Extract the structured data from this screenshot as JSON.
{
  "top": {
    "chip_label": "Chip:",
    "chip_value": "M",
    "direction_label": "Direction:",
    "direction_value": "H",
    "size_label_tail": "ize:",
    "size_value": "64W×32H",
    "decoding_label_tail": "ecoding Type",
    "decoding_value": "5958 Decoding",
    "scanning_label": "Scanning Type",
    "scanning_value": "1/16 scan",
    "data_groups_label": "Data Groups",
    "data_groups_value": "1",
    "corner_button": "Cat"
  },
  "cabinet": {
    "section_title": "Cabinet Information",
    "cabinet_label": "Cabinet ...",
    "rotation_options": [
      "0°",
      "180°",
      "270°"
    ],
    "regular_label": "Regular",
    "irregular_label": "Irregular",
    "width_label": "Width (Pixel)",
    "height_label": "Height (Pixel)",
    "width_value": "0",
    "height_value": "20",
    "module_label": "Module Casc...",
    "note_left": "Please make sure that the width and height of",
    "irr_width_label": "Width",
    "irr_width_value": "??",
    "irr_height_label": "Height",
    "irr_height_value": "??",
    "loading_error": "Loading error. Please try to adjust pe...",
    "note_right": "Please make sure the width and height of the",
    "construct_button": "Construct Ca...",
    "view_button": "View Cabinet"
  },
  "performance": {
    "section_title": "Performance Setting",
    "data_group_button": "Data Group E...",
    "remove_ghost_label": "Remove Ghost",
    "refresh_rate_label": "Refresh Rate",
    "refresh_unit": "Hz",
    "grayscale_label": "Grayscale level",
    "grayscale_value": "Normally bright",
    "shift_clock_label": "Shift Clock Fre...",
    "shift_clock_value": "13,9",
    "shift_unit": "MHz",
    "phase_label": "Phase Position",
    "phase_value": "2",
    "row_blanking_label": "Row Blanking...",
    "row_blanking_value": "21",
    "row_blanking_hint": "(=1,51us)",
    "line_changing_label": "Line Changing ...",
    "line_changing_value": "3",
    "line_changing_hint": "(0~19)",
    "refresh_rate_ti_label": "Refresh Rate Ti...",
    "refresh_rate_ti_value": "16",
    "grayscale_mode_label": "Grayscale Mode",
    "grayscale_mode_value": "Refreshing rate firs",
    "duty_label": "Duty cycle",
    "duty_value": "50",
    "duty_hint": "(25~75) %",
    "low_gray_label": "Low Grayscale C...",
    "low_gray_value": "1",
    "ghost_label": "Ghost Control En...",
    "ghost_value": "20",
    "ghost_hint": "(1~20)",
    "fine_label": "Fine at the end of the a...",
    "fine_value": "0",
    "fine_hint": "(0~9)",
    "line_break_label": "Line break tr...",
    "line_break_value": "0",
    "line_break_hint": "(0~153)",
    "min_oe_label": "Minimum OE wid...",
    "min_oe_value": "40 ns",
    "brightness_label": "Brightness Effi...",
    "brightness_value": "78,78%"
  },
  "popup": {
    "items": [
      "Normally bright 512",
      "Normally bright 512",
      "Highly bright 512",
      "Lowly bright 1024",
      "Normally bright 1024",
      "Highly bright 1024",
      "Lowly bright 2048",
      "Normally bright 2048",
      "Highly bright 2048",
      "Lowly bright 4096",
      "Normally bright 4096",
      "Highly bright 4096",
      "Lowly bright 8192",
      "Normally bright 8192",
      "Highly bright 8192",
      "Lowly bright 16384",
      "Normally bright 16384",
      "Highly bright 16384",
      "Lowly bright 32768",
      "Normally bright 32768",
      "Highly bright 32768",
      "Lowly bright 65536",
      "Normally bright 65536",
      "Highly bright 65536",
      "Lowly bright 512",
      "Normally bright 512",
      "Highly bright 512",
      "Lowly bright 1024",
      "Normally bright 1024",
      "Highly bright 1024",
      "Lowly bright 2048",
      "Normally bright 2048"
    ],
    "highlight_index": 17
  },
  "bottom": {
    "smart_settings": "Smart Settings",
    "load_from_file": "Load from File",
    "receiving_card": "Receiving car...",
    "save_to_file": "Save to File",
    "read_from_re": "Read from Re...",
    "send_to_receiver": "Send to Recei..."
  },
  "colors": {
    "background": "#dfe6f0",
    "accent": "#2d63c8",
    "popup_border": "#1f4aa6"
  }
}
======
Given request: Set down every line of the listing above again, exactly as given.

Expected answer:
Extract the structured data from this screenshot as JSON.
{
  "top": {
    "chip_label": "Chip:",
    "chip_value": "M",
    "direction_label": "Direction:",
    "direction_value": "H",
    "size_label_tail": "ize:",
    "size_value": "64W×32H",
    "decoding_label_tail": "ecoding Type",
    "decoding_value": "5958 Decoding",
    "scanning_label": "Scanning Type",
    "scanning_value": "1/16 scan",
    "data_groups_label": "Data Groups",
    "data_groups_value": "1",
    "corner_button": "Cat"
  },
  "cabinet": {
    "section_title": "Cabinet Information",
    "cabinet_label": "Cabinet ...",
    "rotation_options": [
      "0°",
      "180°",
      "270°"
    ],
    "regular_label": "Regular",
    "irregular_label": "Irregular",
    "width_label": "Width (Pixel)",
    "height_label": "Height (Pixel)",
    "width_value": "0",
    "height_value": "20",
    "module_label": "Module Casc...",
    "note_left": "Please make sure that the width and height of",
    "irr_width_label": "Width",
    "irr_width_value": "??",
    "irr_height_label": "Height",
    "irr_height_value": "??",
    "loading_error": "Loading error. Please try to adjust pe...",
    "note_right": "Please make sure the width and height of the",
    "construct_button": "Construct Ca...",
    "view_button": "View Cabinet"
  },
  "performance": {
    "section_title": "Performance Setting",
    "data_group_button": "Data Group E...",
    "remove_ghost_label": "Remove Ghost",
    "refresh_rate_label": "Refresh Rate",
    "refresh_unit": "Hz",
    "grayscale_label": "Grayscale level",
    "grayscale_value": "Normally bright",
    "shift_clock_label": "Shift Clock Fre...",
    "shift_clock_value": "13,9",
    "shift_unit": "MHz",
    "phase_label": "Phase Position",
    "phase_value": "2",
    "row_blanking_label": "Row Blanking...",
    "row_blanking_value": "21",
    "row_blanking_hint": "(=1,51us)",
    "line_changing_label": "Line Changing ...",
    "line_changing_value": "3",
    "line_changing_hint": "(0~19)",
    "refresh_rate_ti_label": "Refresh Rate Ti...",
    "refresh_rate_ti_value": "16",
    "grayscale_mode_label": "Grayscale Mode",
    "grayscale_mode_value": "Refreshing rate firs",
    "duty_label": "Duty cycle",
    "duty_value": "50",
    "duty_hint": "(25~75) %",
    "low_gray_label": "Low Grayscale C...",
    "low_gray_value": "1",
    "ghost_label": "Ghost Control En...",
    "ghost_value": "20",
    "ghost_hint": "(1~20)",
    "fine_label": "Fine at the end of the a...",
    "fine_value": "0",
    "fine_hint": "(0~9)",
    "line_break_label": "Line break tr...",
    "line_break_value": "0",
    "line_break_hint": "(0~153)",
    "min_oe_label": "Minimum OE wid...",
    "min_oe_value": "40 ns",
    "brightness_label": "Brightness Effi...",
    "brightness_value": "78,78%"
  },
  "popup": {
    "items": [
      "Normally bright 512",
      "Normally bright 512",
      "Highly bright 512",
      "Lowly bright 1024",
      "Normally bright 1024",
      "Highly bright 1024",
      "Lowly bright 2048",
      "Normally bright 2048",
      "Highly bright 2048",
      "Lowly bright 4096",
      "Normally bright 4096",
      "Highly bright 4096",
      "Lowly bright 8192",
      "Normally bright 8192",
      "Highly bright 8192",
      "Lowly bright 16384",
      "Normally bright 16384",
      "Highly bright 16384",
      "Lowly bright 32768",
      "Normally bright 32768",
      "Highly bright 32768",
      "Lowly bright 65536",
      "Normally bright 65536",
      "Highly bright 65536",
      "Lowly bright 512",
      "Normally bright 512",
      "Highly bright 512",
      "Lowly bright 1024",
      "Normally bright 1024",
      "Highly bright 1024",
      "Lowly bright 2048",
      "Normally bright 2048"
    ],
    "highlight_index": 17
  },
  "bottom": {
    "smart_settings": "Smart Settings",
    "load_from_file": "Load from File",
    "receiving_card": "Receiving car...",
    "save_to_file": "Save to File",
    "read_from_re": "Read from Re...",
    "send_to_receiver": "Send to Recei..."
  },
  "colors": {
    "background": "#dfe6f0",
    "accent": "#2d63c8",
    "popup_border": "#1f4aa6"
  }
}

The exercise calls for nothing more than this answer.